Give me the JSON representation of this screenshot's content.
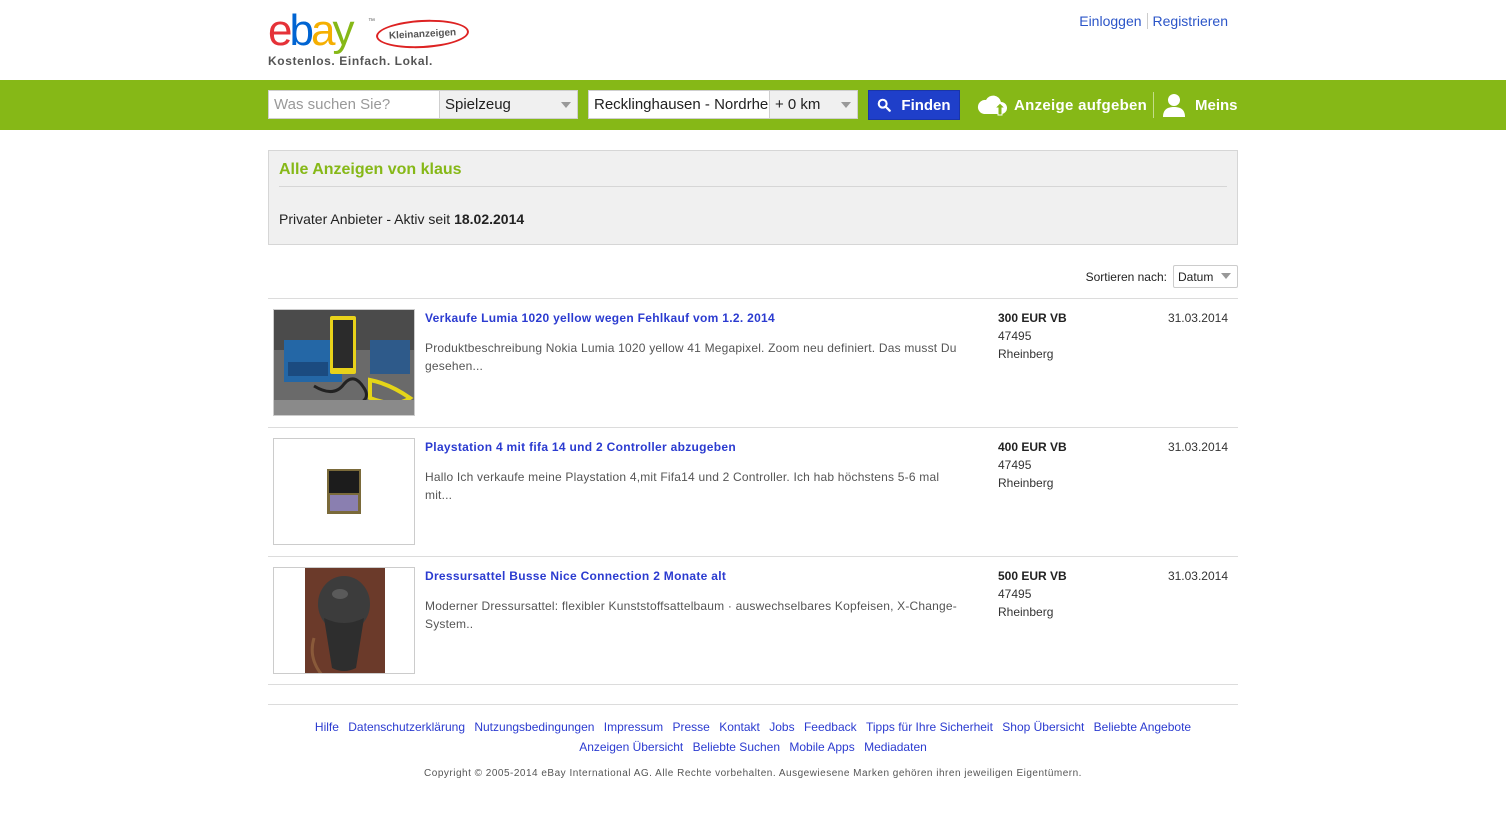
{
  "header": {
    "logo_text": [
      "e",
      "b",
      "a",
      "y"
    ],
    "logo_tm": "™",
    "logo_badge": "Kleinanzeigen",
    "slogan": "Kostenlos. Einfach. Lokal.",
    "login_label": "Einloggen",
    "register_label": "Registrieren"
  },
  "searchbar": {
    "search_placeholder": "Was suchen Sie?",
    "category_value": "Spielzeug",
    "location_value": "Recklinghausen - Nordrhei",
    "radius_value": "+ 0 km",
    "find_label": "Finden",
    "post_ad_label": "Anzeige aufgeben",
    "account_label": "Meins"
  },
  "profile": {
    "title": "Alle Anzeigen von klaus",
    "info_prefix": "Privater Anbieter - Aktiv seit ",
    "active_since": "18.02.2014"
  },
  "sort": {
    "label": "Sortieren nach:",
    "value": "Datum"
  },
  "listings": [
    {
      "title": "Verkaufe Lumia 1020 yellow wegen Fehlkauf vom 1.2. 2014",
      "description": "Produktbeschreibung Nokia Lumia 1020 yellow  41 Megapixel. Zoom neu definiert. Das musst Du gesehen...",
      "price": "300 EUR VB",
      "zip": "47495",
      "city": "Rheinberg",
      "date": "31.03.2014"
    },
    {
      "title": "Playstation 4 mit fifa 14 und 2 Controller abzugeben",
      "description": "Hallo Ich verkaufe meine Playstation 4,mit Fifa14 und 2 Controller. Ich hab höchstens 5-6 mal mit...",
      "price": "400 EUR VB",
      "zip": "47495",
      "city": "Rheinberg",
      "date": "31.03.2014"
    },
    {
      "title": "Dressursattel Busse Nice Connection 2 Monate alt",
      "description": "Moderner Dressursattel: flexibler Kunststoffsattelbaum · auswechselbares Kopfeisen, X-Change-System..",
      "price": "500 EUR VB",
      "zip": "47495",
      "city": "Rheinberg",
      "date": "31.03.2014"
    }
  ],
  "footer": {
    "links": [
      "Hilfe",
      "Datenschutzerklärung",
      "Nutzungsbedingungen",
      "Impressum",
      "Presse",
      "Kontakt",
      "Jobs",
      "Feedback",
      "Tipps für Ihre Sicherheit",
      "Shop Übersicht",
      "Beliebte Angebote",
      "Anzeigen Übersicht",
      "Beliebte Suchen",
      "Mobile Apps",
      "Mediadaten"
    ],
    "copyright": "Copyright © 2005-2014 eBay International AG. Alle Rechte vorbehalten. Ausgewiesene Marken gehören ihren jeweiligen Eigentümern."
  },
  "colors": {
    "brand_green": "#86b817",
    "button_blue": "#1f3fc9",
    "link_blue": "#2b3bd0"
  },
  "icons": {
    "search": "magnifier-icon",
    "post_ad": "cloud-upload-icon",
    "account": "user-icon"
  }
}
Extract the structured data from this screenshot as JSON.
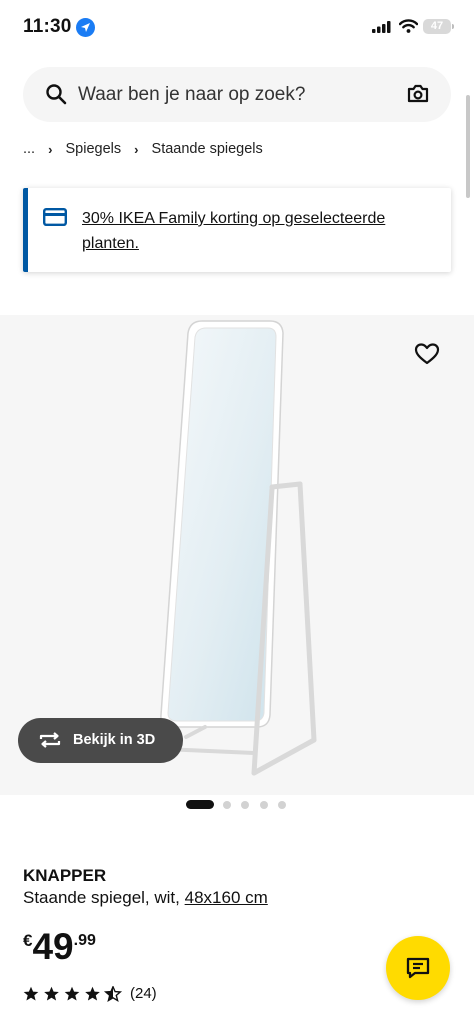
{
  "status_bar": {
    "time": "11:30",
    "battery": "47"
  },
  "search": {
    "placeholder": "Waar ben je naar op zoek?"
  },
  "breadcrumb": {
    "ellipsis": "...",
    "items": [
      "Spiegels",
      "Staande spiegels"
    ]
  },
  "banner": {
    "text": "30% IKEA Family korting op geselecteerde planten."
  },
  "gallery": {
    "view_3d_label": "Bekijk in 3D",
    "slide_count": 5,
    "active_slide": 1
  },
  "product": {
    "name": "KNAPPER",
    "description": "Staande spiegel, wit,",
    "size": "48x160 cm",
    "price": {
      "currency": "€",
      "integer": "49",
      "decimals": ".99"
    },
    "rating": {
      "value": 4.5,
      "max": 5,
      "count": "(24)"
    }
  },
  "colors": {
    "accent_blue": "#0058a3",
    "chat_yellow": "#ffdb00",
    "location_blue": "#1a7cf4"
  },
  "icons": [
    "location-arrow-icon",
    "cellular-signal-icon",
    "wifi-icon",
    "battery-icon",
    "search-icon",
    "camera-icon",
    "card-icon",
    "heart-icon",
    "rotate-3d-icon",
    "star-icon",
    "chat-icon"
  ]
}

▬▬▬▬▬▬

Your instructions: Report each line of the material above where the word "title" appears.

Output below:
    "title": "Alle Anzeigen von klaus",
      "title": "Verkaufe Lumia 1020 yellow wegen Fehlkauf vom 1.2. 2014",
      "title": "Playstation 4 mit fifa 14 und 2 Controller abzugeben",
      "title": "Dressursattel Busse Nice Connection 2 Monate alt",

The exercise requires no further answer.